● **PROBLEM**
Copy out the listing that follows, exactly, without its pictures.
----- RECORDED INFORMATION
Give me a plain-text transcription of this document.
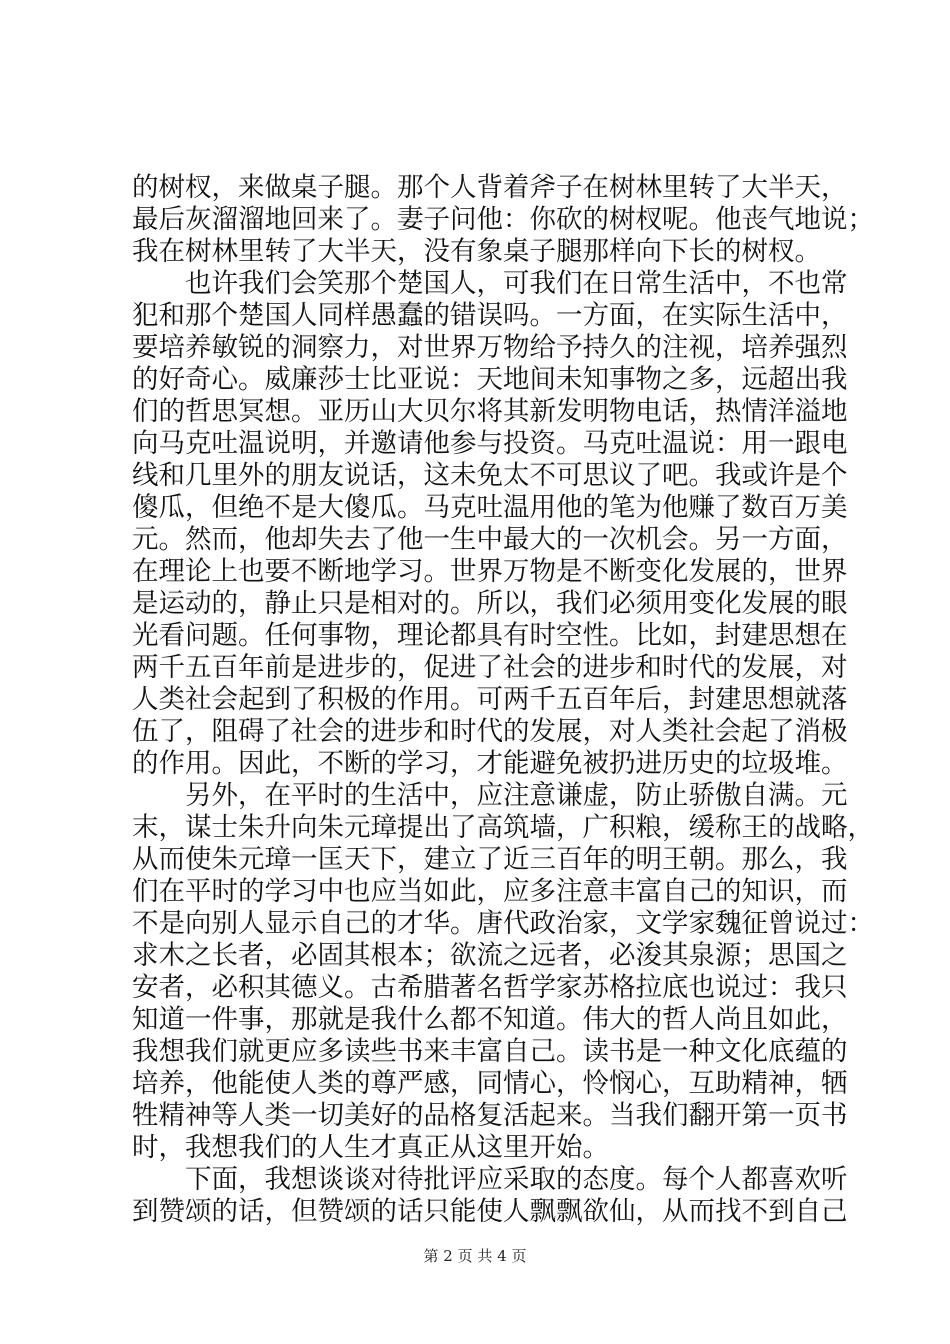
的树杈，来做桌子腿。那个人背着斧子在树林里转了大半天，
最后灰溜溜地回来了。妻子问他：你砍的树杈呢。他丧气地说；
我在树林里转了大半天，没有象桌子腿那样向下长的树杈。
也许我们会笑那个楚国人，可我们在日常生活中，不也常
犯和那个楚国人同样愚蠢的错误吗。一方面，在实际生活中，
要培养敏锐的洞察力，对世界万物给予持久的注视，培养强烈
的好奇心。威廉莎士比亚说：天地间未知事物之多，远超出我
们的哲思冥想。亚历山大贝尔将其新发明物电话，热情洋溢地
向马克吐温说明，并邀请他参与投资。马克吐温说：用一跟电
线和几里外的朋友说话，这未免太不可思议了吧。我或许是个
傻瓜，但绝不是大傻瓜。马克吐温用他的笔为他赚了数百万美
元。然而，他却失去了他一生中最大的一次机会。另一方面，
在理论上也要不断地学习。世界万物是不断变化发展的，世界
是运动的，静止只是相对的。所以，我们必须用变化发展的眼
光看问题。任何事物，理论都具有时空性。比如，封建思想在
两千五百年前是进步的，促进了社会的进步和时代的发展，对
人类社会起到了积极的作用。可两千五百年后，封建思想就落
伍了，阻碍了社会的进步和时代的发展，对人类社会起了消极
的作用。因此，不断的学习，才能避免被扔进历史的垃圾堆。
另外，在平时的生活中，应注意谦虚，防止骄傲自满。元
末，谋士朱升向朱元璋提出了高筑墙，广积粮，缓称王的战略，
从而使朱元璋一匡天下，建立了近三百年的明王朝。那么，我
们在平时的学习中也应当如此，应多注意丰富自己的知识，而
不是向别人显示自己的才华。唐代政治家，文学家魏征曾说过：
求木之长者，必固其根本；欲流之远者，必浚其泉源；思国之
安者，必积其德义。古希腊著名哲学家苏格拉底也说过：我只
知道一件事，那就是我什么都不知道。伟大的哲人尚且如此，
我想我们就更应多读些书来丰富自己。读书是一种文化底蕴的
培养，他能使人类的尊严感，同情心，怜悯心，互助精神，牺
牲精神等人类一切美好的品格复活起来。当我们翻开第一页书
时，我想我们的人生才真正从这里开始。
下面，我想谈谈对待批评应采取的态度。每个人都喜欢听
到赞颂的话，但赞颂的话只能使人飘飘欲仙，从而找不到自己
第 2 页 共 4 页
----------
● **CORRECT ANSWER**
Give me a plain-text transcription of this document.
的树杈，来做桌子腿。那个人背着斧子在树林里转了大半天，
最后灰溜溜地回来了。妻子问他：你砍的树杈呢。他丧气地说；
我在树林里转了大半天，没有象桌子腿那样向下长的树杈。
也许我们会笑那个楚国人，可我们在日常生活中，不也常
犯和那个楚国人同样愚蠢的错误吗。一方面，在实际生活中，
要培养敏锐的洞察力，对世界万物给予持久的注视，培养强烈
的好奇心。威廉莎士比亚说：天地间未知事物之多，远超出我
们的哲思冥想。亚历山大贝尔将其新发明物电话，热情洋溢地
向马克吐温说明，并邀请他参与投资。马克吐温说：用一跟电
线和几里外的朋友说话，这未免太不可思议了吧。我或许是个
傻瓜，但绝不是大傻瓜。马克吐温用他的笔为他赚了数百万美
元。然而，他却失去了他一生中最大的一次机会。另一方面，
在理论上也要不断地学习。世界万物是不断变化发展的，世界
是运动的，静止只是相对的。所以，我们必须用变化发展的眼
光看问题。任何事物，理论都具有时空性。比如，封建思想在
两千五百年前是进步的，促进了社会的进步和时代的发展，对
人类社会起到了积极的作用。可两千五百年后，封建思想就落
伍了，阻碍了社会的进步和时代的发展，对人类社会起了消极
的作用。因此，不断的学习，才能避免被扔进历史的垃圾堆。
另外，在平时的生活中，应注意谦虚，防止骄傲自满。元
末，谋士朱升向朱元璋提出了高筑墙，广积粮，缓称王的战略，
从而使朱元璋一匡天下，建立了近三百年的明王朝。那么，我
们在平时的学习中也应当如此，应多注意丰富自己的知识，而
不是向别人显示自己的才华。唐代政治家，文学家魏征曾说过：
求木之长者，必固其根本；欲流之远者，必浚其泉源；思国之
安者，必积其德义。古希腊著名哲学家苏格拉底也说过：我只
知道一件事，那就是我什么都不知道。伟大的哲人尚且如此，
我想我们就更应多读些书来丰富自己。读书是一种文化底蕴的
培养，他能使人类的尊严感，同情心，怜悯心，互助精神，牺
牲精神等人类一切美好的品格复活起来。当我们翻开第一页书
时，我想我们的人生才真正从这里开始。
下面，我想谈谈对待批评应采取的态度。每个人都喜欢听
到赞颂的话，但赞颂的话只能使人飘飘欲仙，从而找不到自己
第 2 页 共 4 页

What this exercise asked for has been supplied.